Collected data
** BEGIN **

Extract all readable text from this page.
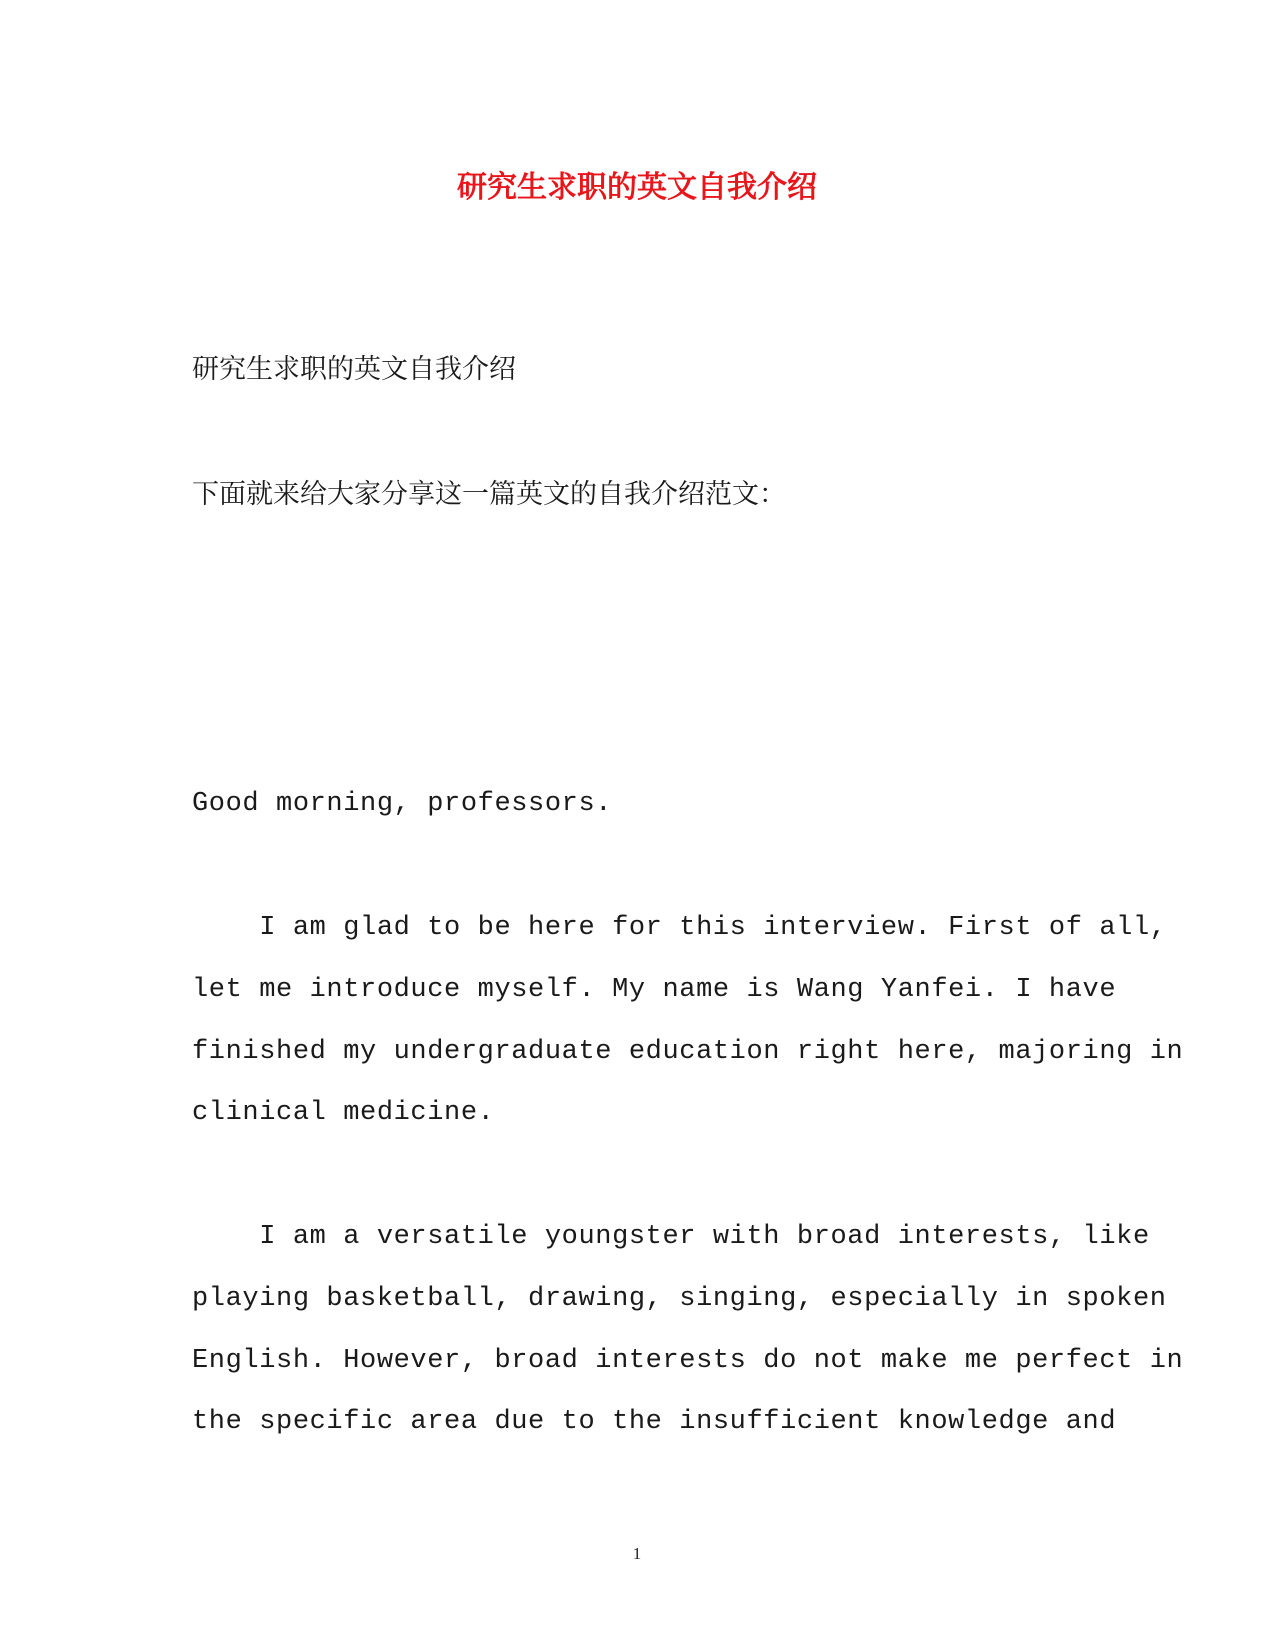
研究生求职的英文自我介绍

研究生求职的英文自我介绍

下面就来给大家分享这一篇英文的自我介绍范文：

Good morning, professors.

I am glad to be here for this interview. First of all,

let me introduce myself. My name is Wang Yanfei. I have

finished my undergraduate education right here, majoring in

clinical medicine.

I am a versatile youngster with broad interests, like

playing basketball, drawing, singing, especially in spoken

English. However, broad interests do not make me perfect in

the specific area due to the insufficient knowledge and

1
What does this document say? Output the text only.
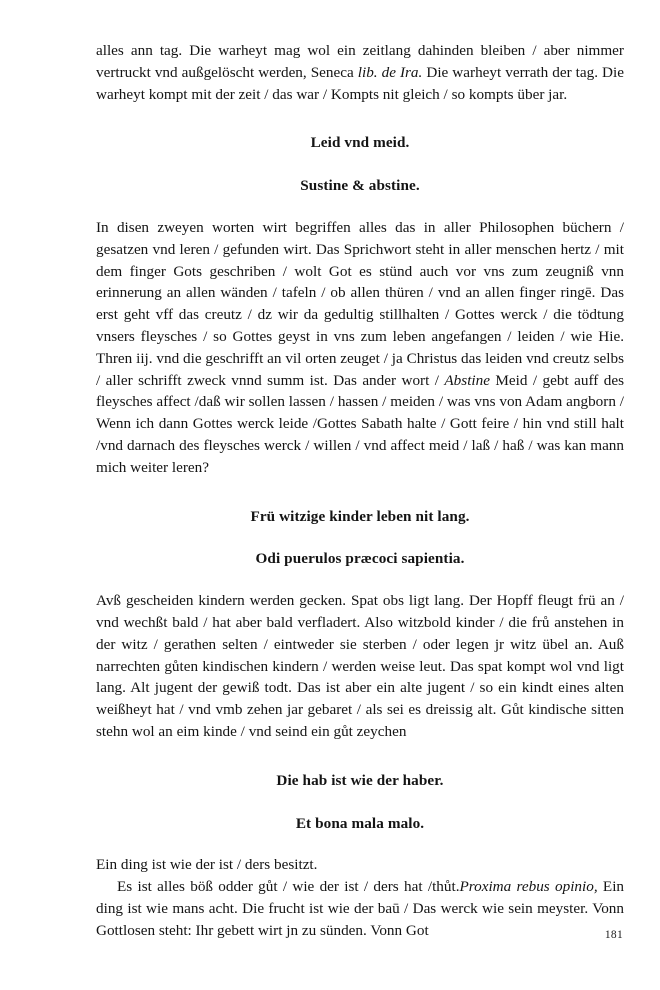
alles ann tag. Die warheyt mag wol ein zeitlang dahinden bleiben / aber nimmer vertruckt vnd außgelöscht werden, Seneca lib. de Ira. Die warheyt verrath der tag. Die warheyt kompt mit der zeit / das war / Kompts nit gleich / so kompts über jar.

Leid vnd meid.
Sustine & abstine.

In disen zweyen worten wirt begriffen alles das in aller Philosophen büchern / gesatzen vnd leren / gefunden wirt. Das Sprichwort steht in aller menschen hertz / mit dem finger Gots geschriben / wolt Got es stünd auch vor vns zum zeugniß vnn erinnerung an allen wänden / tafeln / ob allen thüren / vnd an allen finger ringē. Das erst geht vff das creutz / dz wir da gedultig stillhalten / Gottes werck / die tödtung vnsers fleysches / so Gottes geyst in vns zum leben angefangen / leiden / wie Hie. Thren iij. vnd die geschrifft an vil orten zeuget / ja Christus das leiden vnd creutz selbs / aller schrifft zweck vnnd summ ist. Das ander wort / Abstine Meid / gebt auff des fleysches affect /daß wir sollen lassen / hassen / meiden / was vns von Adam angborn / Wenn ich dann Gottes werck leide /Gottes Sabath halte / Gott feire / hin vnd still halt /vnd darnach des fleysches werck / willen / vnd affect meid / laß / haß / was kan mann mich weiter leren?

Frü witzige kinder leben nit lang.
Odi puerulos præcoci sapientia.

Avß gescheiden kindern werden gecken. Spat obs ligt lang. Der Hopff fleugt frü an / vnd wechßt bald / hat aber bald verfladert. Also witzbold kinder / die frů anstehen in der witz / gerathen selten / eintweder sie sterben / oder legen jr witz übel an. Auß narrechten gůten kindischen kindern / werden weise leut. Das spat kompt wol vnd ligt lang. Alt jugent der gewiß todt. Das ist aber ein alte jugent / so ein kindt eines alten weißheyt hat / vnd vmb zehen jar gebaret / als sei es dreissig alt. Gůt kindische sitten stehn wol an eim kinde / vnd seind ein gůt zeychen

Die hab ist wie der haber.
Et bona mala malo.

Ein ding ist wie der ist / ders besitzt.
Es ist alles böß odder gůt / wie der ist / ders hat /thůt.Proxima rebus opinio, Ein ding ist wie mans acht. Die frucht ist wie der baū / Das werck wie sein meyster. Vonn Gottlosen steht: Ihr gebett wirt jn zu sünden. Vonn Got	181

** END **

What is the number of lines holding the word "meid"? State it alone.

2